Lines before the one containing "Serialize everything readable" are excluded; print that line and every line after it through the end of the material below, exactly.

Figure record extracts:

-- Start --

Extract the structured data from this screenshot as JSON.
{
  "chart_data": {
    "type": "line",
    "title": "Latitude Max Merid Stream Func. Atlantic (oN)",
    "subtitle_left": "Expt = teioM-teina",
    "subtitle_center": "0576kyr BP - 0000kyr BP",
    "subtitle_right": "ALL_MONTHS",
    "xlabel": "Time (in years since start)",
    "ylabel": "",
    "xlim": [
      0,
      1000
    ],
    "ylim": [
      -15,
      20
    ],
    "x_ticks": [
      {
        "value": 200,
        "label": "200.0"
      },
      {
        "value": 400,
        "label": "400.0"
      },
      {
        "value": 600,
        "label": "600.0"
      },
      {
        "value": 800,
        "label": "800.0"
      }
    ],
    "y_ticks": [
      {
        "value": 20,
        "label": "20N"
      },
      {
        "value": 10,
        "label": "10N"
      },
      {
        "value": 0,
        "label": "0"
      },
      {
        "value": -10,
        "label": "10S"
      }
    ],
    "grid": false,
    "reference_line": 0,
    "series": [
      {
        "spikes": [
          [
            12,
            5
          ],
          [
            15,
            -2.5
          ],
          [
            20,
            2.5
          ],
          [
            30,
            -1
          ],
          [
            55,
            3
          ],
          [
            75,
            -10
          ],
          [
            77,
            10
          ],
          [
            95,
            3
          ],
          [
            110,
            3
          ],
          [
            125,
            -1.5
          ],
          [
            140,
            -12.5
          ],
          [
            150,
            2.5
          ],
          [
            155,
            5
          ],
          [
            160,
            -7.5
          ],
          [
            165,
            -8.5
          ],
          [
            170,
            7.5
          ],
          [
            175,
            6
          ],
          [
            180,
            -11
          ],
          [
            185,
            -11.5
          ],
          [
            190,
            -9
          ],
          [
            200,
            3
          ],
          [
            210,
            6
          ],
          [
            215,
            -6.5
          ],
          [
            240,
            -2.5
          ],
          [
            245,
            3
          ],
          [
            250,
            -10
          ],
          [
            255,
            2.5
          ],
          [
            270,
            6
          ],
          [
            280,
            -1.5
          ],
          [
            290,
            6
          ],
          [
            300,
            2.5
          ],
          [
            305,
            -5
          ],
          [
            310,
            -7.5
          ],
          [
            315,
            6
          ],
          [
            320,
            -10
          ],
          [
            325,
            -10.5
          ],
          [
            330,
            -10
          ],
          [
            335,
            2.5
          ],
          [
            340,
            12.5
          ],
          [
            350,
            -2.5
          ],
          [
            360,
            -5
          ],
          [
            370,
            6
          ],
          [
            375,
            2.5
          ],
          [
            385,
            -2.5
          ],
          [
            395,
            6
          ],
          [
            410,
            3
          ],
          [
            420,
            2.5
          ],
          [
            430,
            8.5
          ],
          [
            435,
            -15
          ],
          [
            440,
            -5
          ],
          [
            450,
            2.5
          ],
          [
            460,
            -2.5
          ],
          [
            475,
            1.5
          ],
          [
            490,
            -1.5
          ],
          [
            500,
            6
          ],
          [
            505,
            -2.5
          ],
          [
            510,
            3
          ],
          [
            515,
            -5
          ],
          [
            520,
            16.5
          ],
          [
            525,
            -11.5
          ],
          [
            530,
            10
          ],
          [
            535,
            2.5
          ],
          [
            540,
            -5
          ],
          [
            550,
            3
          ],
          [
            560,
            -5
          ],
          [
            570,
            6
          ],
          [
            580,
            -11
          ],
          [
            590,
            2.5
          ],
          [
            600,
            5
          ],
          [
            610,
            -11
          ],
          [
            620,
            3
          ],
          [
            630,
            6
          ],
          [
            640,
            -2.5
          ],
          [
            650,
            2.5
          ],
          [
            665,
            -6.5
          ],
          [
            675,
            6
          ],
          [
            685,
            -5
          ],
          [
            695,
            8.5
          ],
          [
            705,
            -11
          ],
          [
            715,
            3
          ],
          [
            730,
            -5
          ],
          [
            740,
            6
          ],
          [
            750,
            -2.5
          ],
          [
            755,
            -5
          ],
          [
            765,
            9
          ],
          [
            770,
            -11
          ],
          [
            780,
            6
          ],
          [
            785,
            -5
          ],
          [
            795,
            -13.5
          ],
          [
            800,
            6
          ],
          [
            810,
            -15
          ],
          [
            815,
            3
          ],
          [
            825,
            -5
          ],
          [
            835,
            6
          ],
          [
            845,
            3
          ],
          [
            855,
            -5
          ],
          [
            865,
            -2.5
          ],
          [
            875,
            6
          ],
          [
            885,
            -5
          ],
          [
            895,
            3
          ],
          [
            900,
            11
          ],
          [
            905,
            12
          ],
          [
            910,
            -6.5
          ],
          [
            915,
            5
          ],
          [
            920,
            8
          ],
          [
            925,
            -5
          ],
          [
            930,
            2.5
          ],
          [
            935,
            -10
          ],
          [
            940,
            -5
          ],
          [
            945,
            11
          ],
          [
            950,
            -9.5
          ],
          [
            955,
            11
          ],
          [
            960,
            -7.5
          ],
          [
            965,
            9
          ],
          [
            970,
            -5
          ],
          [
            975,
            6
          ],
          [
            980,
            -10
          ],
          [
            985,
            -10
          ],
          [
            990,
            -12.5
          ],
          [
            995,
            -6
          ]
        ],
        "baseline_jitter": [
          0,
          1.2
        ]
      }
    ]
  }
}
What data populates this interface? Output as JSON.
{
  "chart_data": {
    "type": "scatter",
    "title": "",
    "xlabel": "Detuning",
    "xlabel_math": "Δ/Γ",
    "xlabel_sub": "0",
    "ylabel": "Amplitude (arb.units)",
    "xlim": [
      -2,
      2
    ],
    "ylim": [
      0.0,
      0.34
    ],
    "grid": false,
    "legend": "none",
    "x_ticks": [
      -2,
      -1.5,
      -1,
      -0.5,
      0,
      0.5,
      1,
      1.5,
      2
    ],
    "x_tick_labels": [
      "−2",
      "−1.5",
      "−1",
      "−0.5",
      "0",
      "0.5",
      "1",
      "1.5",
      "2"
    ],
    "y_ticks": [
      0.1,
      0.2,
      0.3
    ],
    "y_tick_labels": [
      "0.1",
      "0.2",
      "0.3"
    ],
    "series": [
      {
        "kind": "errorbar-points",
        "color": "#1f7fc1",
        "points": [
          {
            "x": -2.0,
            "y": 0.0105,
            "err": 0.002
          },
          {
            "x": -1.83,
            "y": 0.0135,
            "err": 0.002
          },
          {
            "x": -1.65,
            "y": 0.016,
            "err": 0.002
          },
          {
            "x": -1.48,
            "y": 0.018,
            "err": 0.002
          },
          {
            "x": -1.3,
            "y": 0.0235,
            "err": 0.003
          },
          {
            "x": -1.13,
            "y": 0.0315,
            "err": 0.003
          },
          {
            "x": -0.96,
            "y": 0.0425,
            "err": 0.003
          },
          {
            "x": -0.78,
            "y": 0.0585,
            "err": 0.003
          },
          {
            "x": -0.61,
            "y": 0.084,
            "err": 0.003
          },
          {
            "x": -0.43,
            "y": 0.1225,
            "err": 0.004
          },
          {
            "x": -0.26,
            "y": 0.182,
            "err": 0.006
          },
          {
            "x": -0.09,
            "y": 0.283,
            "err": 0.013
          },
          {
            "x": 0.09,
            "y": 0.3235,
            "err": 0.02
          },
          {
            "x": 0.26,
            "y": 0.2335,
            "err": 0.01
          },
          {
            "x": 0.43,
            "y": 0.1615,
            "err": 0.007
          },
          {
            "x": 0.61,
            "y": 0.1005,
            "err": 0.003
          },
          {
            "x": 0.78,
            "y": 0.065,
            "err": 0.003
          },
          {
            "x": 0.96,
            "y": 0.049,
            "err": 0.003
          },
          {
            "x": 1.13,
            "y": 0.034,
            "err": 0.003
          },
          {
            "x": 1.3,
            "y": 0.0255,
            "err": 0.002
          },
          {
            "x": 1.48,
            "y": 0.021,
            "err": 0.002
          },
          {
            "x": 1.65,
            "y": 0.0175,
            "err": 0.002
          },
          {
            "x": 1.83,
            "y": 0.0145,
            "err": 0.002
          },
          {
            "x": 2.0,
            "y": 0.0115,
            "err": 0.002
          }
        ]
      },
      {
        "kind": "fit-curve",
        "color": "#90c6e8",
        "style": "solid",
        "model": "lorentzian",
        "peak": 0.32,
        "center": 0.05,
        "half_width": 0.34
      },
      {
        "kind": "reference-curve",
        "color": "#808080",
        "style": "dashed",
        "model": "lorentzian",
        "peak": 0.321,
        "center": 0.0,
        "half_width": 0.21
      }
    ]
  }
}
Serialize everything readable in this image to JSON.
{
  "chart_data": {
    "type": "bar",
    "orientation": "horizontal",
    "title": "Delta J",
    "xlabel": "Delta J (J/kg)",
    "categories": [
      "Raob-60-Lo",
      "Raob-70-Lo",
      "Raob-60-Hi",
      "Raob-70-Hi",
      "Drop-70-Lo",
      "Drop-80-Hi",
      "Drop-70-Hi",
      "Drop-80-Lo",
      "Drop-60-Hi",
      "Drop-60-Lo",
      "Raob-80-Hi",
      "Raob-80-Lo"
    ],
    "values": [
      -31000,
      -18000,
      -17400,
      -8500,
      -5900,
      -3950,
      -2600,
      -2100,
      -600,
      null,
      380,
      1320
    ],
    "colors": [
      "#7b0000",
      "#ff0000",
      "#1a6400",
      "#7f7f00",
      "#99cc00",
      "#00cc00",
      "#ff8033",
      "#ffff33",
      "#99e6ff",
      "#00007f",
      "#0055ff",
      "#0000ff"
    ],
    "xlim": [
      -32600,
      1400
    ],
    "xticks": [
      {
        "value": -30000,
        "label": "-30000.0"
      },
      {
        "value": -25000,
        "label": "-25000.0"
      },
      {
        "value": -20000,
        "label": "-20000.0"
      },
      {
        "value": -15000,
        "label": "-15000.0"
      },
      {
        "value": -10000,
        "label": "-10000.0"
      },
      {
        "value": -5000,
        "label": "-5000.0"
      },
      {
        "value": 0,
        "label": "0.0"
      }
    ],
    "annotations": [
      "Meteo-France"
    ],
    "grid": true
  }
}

-- End --

### Correct output
Serialize everything readable in this image to JSON.
{
  "chart_data": {
    "type": "bar",
    "orientation": "horizontal",
    "title": "Delta J",
    "xlabel": "Delta J (J/kg)",
    "categories": [
      "Raob-60-Lo",
      "Raob-70-Lo",
      "Raob-60-Hi",
      "Raob-70-Hi",
      "Drop-70-Lo",
      "Drop-80-Hi",
      "Drop-70-Hi",
      "Drop-80-Lo",
      "Drop-60-Hi",
      "Drop-60-Lo",
      "Raob-80-Hi",
      "Raob-80-Lo"
    ],
    "values": [
      -31000,
      -18000,
      -17400,
      -8500,
      -5900,
      -3950,
      -2600,
      -2100,
      -600,
      null,
      380,
      1320
    ],
    "colors": [
      "#7b0000",
      "#ff0000",
      "#1a6400",
      "#7f7f00",
      "#99cc00",
      "#00cc00",
      "#ff8033",
      "#ffff33",
      "#99e6ff",
      "#00007f",
      "#0055ff",
      "#0000ff"
    ],
    "xlim": [
      -32600,
      1400
    ],
    "xticks": [
      {
        "value": -30000,
        "label": "-30000.0"
      },
      {
        "value": -25000,
        "label": "-25000.0"
      },
      {
        "value": -20000,
        "label": "-20000.0"
      },
      {
        "value": -15000,
        "label": "-15000.0"
      },
      {
        "value": -10000,
        "label": "-10000.0"
      },
      {
        "value": -5000,
        "label": "-5000.0"
      },
      {
        "value": 0,
        "label": "0.0"
      }
    ],
    "annotations": [
      "Meteo-France"
    ],
    "grid": true
  }
}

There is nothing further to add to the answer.